(Goal): Tally the lines below that contain the string "this", treating uppercase and lowercase as distinct. Give only the number.

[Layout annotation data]

----------

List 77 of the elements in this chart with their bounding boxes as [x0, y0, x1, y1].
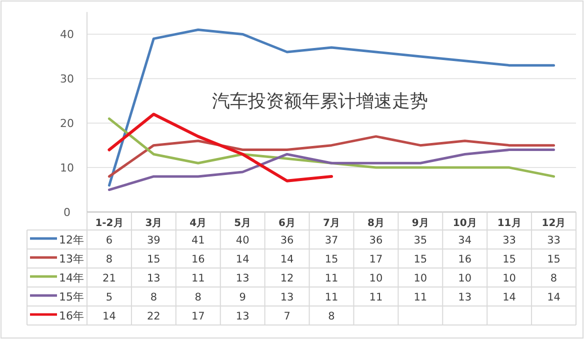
line-series: [108, 148, 556, 192]
data-label: 36: [369, 234, 383, 246]
x-tick-label: 9月: [412, 218, 429, 229]
data-label: 11: [414, 292, 428, 304]
x-tick-label: 7月: [323, 218, 340, 229]
data-label: 13: [236, 272, 250, 284]
x-tick-label: 1-2月: [95, 218, 124, 229]
data-label: 14: [547, 292, 561, 304]
data-label: 40: [236, 234, 250, 246]
data-label: 13: [146, 272, 160, 284]
x-tick-label: 4月: [190, 218, 207, 229]
data-label: 11: [191, 272, 205, 284]
data-label: 22: [146, 310, 160, 322]
data-label: 6: [106, 234, 113, 246]
data-label: 9: [239, 292, 246, 304]
data-label: 11: [324, 272, 338, 284]
text: 汽车投资额年累计增速走势: [212, 91, 428, 112]
data-label: 10: [369, 272, 383, 284]
data-label: 10: [458, 272, 472, 284]
data-label: 39: [146, 234, 160, 246]
data-label: 17: [191, 310, 205, 322]
data-label: 10: [502, 272, 516, 284]
data-label: 36: [280, 234, 294, 246]
data-label: 13: [236, 310, 250, 322]
y-tick-label: 30: [60, 72, 74, 86]
data-label: 16: [191, 254, 206, 266]
data-label: 14: [236, 254, 250, 266]
data-label: 8: [150, 292, 158, 304]
data-label: 14: [102, 310, 116, 322]
data-label: 8: [550, 272, 558, 284]
data-label: 8: [194, 292, 202, 304]
data-label: 13: [458, 292, 472, 304]
data-label: 15: [502, 254, 516, 266]
data-label: 15: [324, 254, 338, 266]
data-label: 33: [502, 234, 516, 246]
data-label: 11: [324, 292, 338, 304]
data-label: 34: [458, 234, 472, 246]
line-series: [108, 135, 556, 178]
legend-label: 13年: [59, 252, 84, 266]
y-tick-label: 10: [60, 162, 74, 175]
data-label: 8: [328, 310, 335, 322]
legend-label: 12年: [59, 234, 84, 246]
x-tick-label: 6月: [278, 218, 296, 229]
line-series: [108, 28, 556, 187]
data-label: 15: [414, 254, 428, 266]
data-label: 33: [547, 234, 560, 246]
data-label: 14: [502, 292, 516, 304]
data-label: 11: [369, 292, 383, 304]
data-label: 14: [280, 254, 294, 266]
data-label: 13: [280, 292, 294, 304]
data-label: 37: [324, 234, 338, 246]
line-series: [108, 117, 556, 178]
legend-label: 14年: [59, 272, 84, 284]
data-label: 21: [102, 272, 116, 284]
data-label: 5: [106, 292, 113, 304]
x-tick-label: 3月: [145, 218, 162, 229]
legend-label: 16年: [59, 310, 84, 322]
data-label: 10: [414, 272, 428, 284]
data-label: 16: [458, 254, 472, 266]
data-label: 12: [280, 272, 294, 284]
x-tick-label: 12月: [542, 218, 566, 229]
x-tick-label: 11月: [497, 218, 522, 229]
line-series: [108, 112, 333, 182]
x-tick-label: 5月: [234, 218, 252, 229]
data-label: 8: [106, 254, 113, 266]
x-tick-label: 8月: [367, 218, 384, 229]
data-label: 17: [369, 254, 383, 266]
y-tick-label: 40: [60, 28, 74, 42]
x-tick-label: 10月: [452, 218, 477, 229]
data-label: 35: [414, 234, 428, 246]
y-tick-label: 20: [60, 117, 74, 130]
data-label: 7: [284, 310, 290, 322]
data-label: 41: [191, 234, 205, 246]
legend-label: 15年: [59, 290, 84, 304]
y-tick-label: 0: [64, 206, 70, 219]
data-label: 15: [146, 254, 160, 266]
data-label: 15: [547, 254, 560, 266]
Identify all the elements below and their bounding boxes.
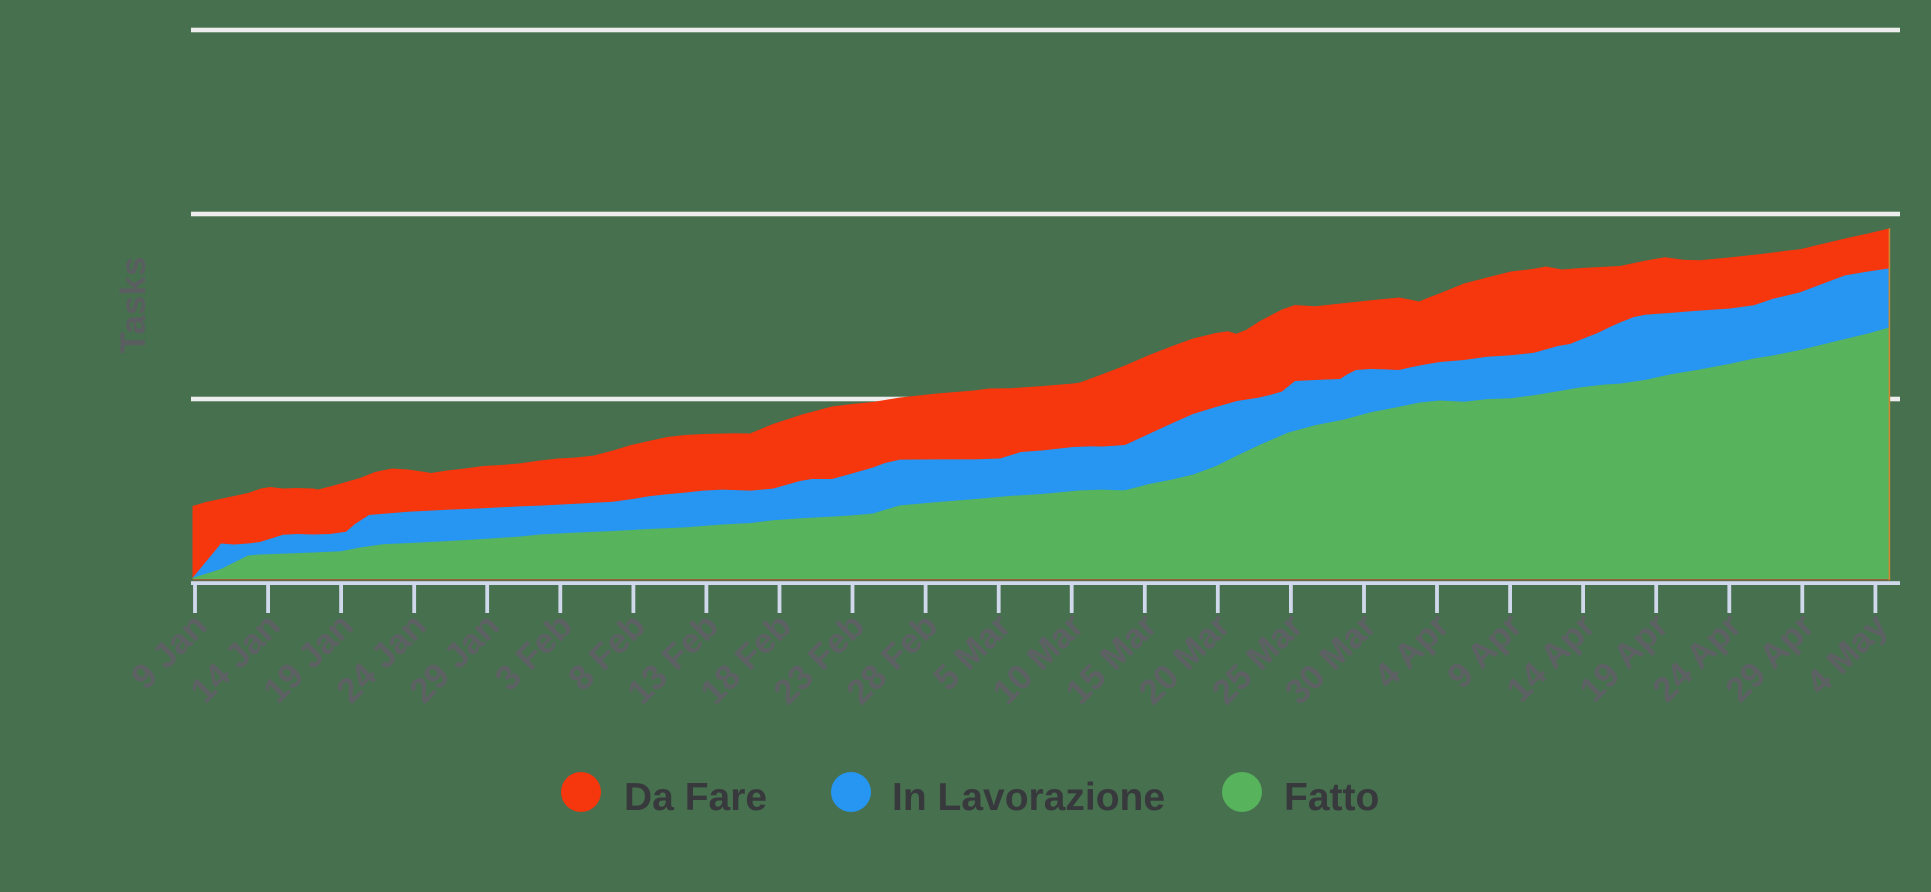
svg-text:Tasks: Tasks	[114, 257, 153, 354]
svg-text:In Lavorazione: In Lavorazione	[892, 776, 1165, 819]
svg-text:4 May: 4 May	[1799, 606, 1896, 703]
svg-text:4 Apr: 4 Apr	[1367, 606, 1457, 696]
svg-text:Fatto: Fatto	[1284, 776, 1379, 819]
svg-text:Da Fare: Da Fare	[624, 776, 767, 819]
svg-text:3 Feb: 3 Feb	[488, 606, 580, 698]
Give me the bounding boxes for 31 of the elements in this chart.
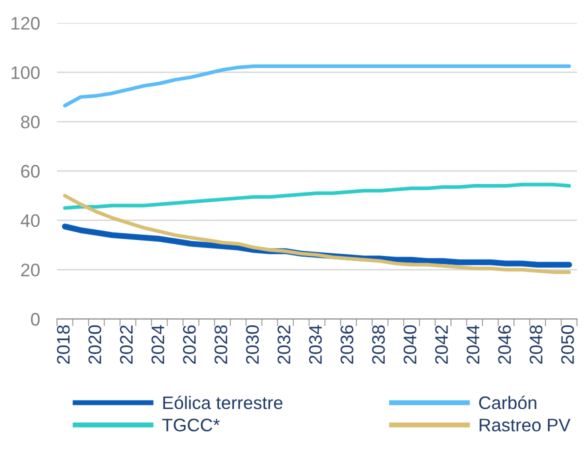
x-tick-label: 2034 bbox=[309, 325, 322, 364]
y-tick-label: 0 bbox=[31, 312, 40, 326]
legend-label: Eólica terrestre bbox=[163, 396, 282, 410]
x-tick-label: 2020 bbox=[88, 325, 102, 364]
y-tick-label: 20 bbox=[21, 264, 40, 276]
x-tick-label: 2040 bbox=[404, 325, 416, 364]
x-tick-label: 2024 bbox=[151, 325, 164, 364]
x-tick-label: 2042 bbox=[435, 325, 448, 364]
y-tick-label: 40 bbox=[20, 214, 40, 228]
legend-label: TGCC* bbox=[162, 418, 220, 432]
legend-label: Rastreo PV bbox=[480, 418, 570, 432]
y-tick-label: 60 bbox=[21, 164, 40, 178]
x-tick-label: 2026 bbox=[183, 325, 196, 364]
y-tick-label: 120 bbox=[12, 16, 40, 30]
x-tick-label: 2046 bbox=[498, 325, 511, 364]
x-tick-label: 2050 bbox=[561, 325, 574, 364]
line-series bbox=[63, 64, 571, 108]
line-series bbox=[63, 194, 571, 274]
legend-label: Carbón bbox=[479, 396, 536, 410]
x-tick-label: 2038 bbox=[372, 325, 385, 364]
y-tick-label: 80 bbox=[21, 116, 40, 128]
line-series bbox=[63, 182, 571, 210]
x-tick-label: 2048 bbox=[530, 325, 542, 364]
x-tick-label: 2028 bbox=[214, 325, 228, 364]
x-tick-label: 2032 bbox=[278, 325, 290, 364]
x-tick-label: 2036 bbox=[340, 325, 354, 364]
x-tick-label: 2044 bbox=[466, 325, 480, 364]
x-tick-label: 2018 bbox=[56, 325, 70, 364]
y-tick-label: 100 bbox=[12, 66, 40, 80]
x-tick-label: 2030 bbox=[246, 325, 259, 364]
x-tick-label: 2022 bbox=[120, 325, 133, 364]
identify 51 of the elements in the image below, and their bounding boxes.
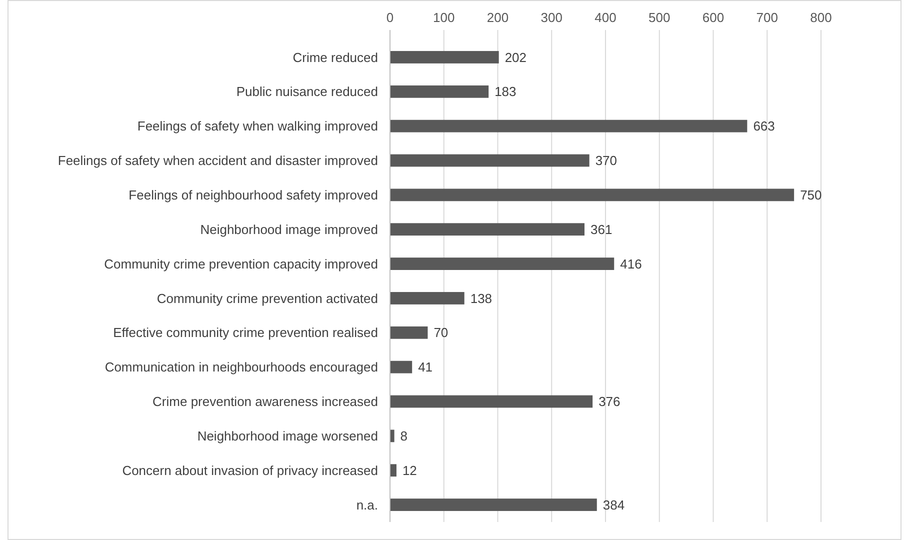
bar: [390, 430, 394, 442]
x-tick-label: 100: [433, 10, 455, 25]
y-tick-label: Community crime prevention capacity improved: [104, 256, 378, 272]
bar: [390, 120, 748, 132]
bar: [390, 326, 428, 339]
data-label: 663: [753, 118, 775, 134]
x-tick-label: 400: [594, 10, 616, 25]
x-tick-label: 500: [648, 10, 670, 25]
data-label: 183: [494, 84, 516, 100]
data-label: 416: [620, 256, 642, 272]
y-tick-label: Feelings of neighbourhood safety improved: [128, 187, 378, 202]
data-label: 361: [590, 222, 612, 237]
data-label: 370: [595, 153, 618, 168]
bar: [390, 360, 412, 374]
data-label: 8: [400, 428, 408, 444]
x-tick-label: 700: [756, 10, 778, 25]
data-label: 70: [434, 325, 448, 340]
bar: [390, 188, 794, 202]
x-tick-label: 800: [810, 10, 832, 25]
data-label: 202: [504, 50, 527, 65]
y-tick-label: Crime prevention awareness increased: [152, 394, 378, 410]
bar: [390, 85, 489, 98]
y-tick-label: n.a.: [356, 497, 378, 512]
x-tick-label: 0: [386, 10, 394, 25]
x-tick-label: 600: [702, 10, 724, 25]
x-tick-label: 300: [540, 10, 562, 25]
data-label: 41: [418, 360, 433, 375]
y-tick-label: Community crime prevention activated: [156, 290, 378, 306]
data-label: 138: [470, 290, 492, 306]
y-tick-label: Feelings of safety when accident and disaster improved: [58, 153, 378, 168]
y-tick-label: Neighborhood image improved: [200, 222, 378, 237]
bar: [390, 464, 396, 477]
data-label: 750: [800, 187, 822, 202]
bar: [390, 154, 590, 167]
data-label: 376: [598, 394, 620, 410]
data-label: 12: [402, 462, 417, 478]
bar: [390, 498, 597, 511]
y-tick-label: Concern about invasion of privacy increased: [122, 462, 378, 478]
bar: [390, 51, 499, 64]
bar: [390, 258, 614, 270]
y-tick-label: Feelings of safety when walking improved: [137, 118, 378, 134]
data-label: 384: [602, 497, 625, 512]
y-tick-label: Communication in neighbourhoods encouraged: [104, 360, 378, 375]
y-tick-label: Public nuisance reduced: [236, 84, 378, 100]
bar: [390, 223, 584, 236]
bar: [390, 292, 464, 304]
y-tick-label: Crime reduced: [292, 50, 378, 65]
bar: [390, 395, 593, 408]
x-tick-label: 200: [486, 10, 509, 25]
y-tick-label: Neighborhood image worsened: [197, 428, 378, 444]
y-tick-label: Effective community crime prevention realised: [113, 325, 378, 340]
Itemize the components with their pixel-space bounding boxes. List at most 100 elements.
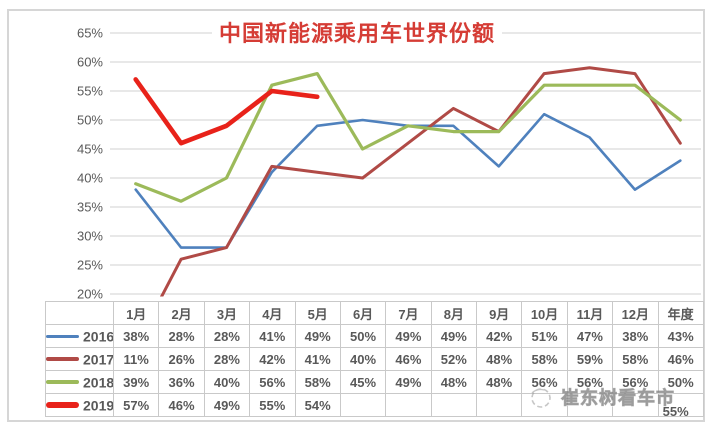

----------

(Exercise response): 2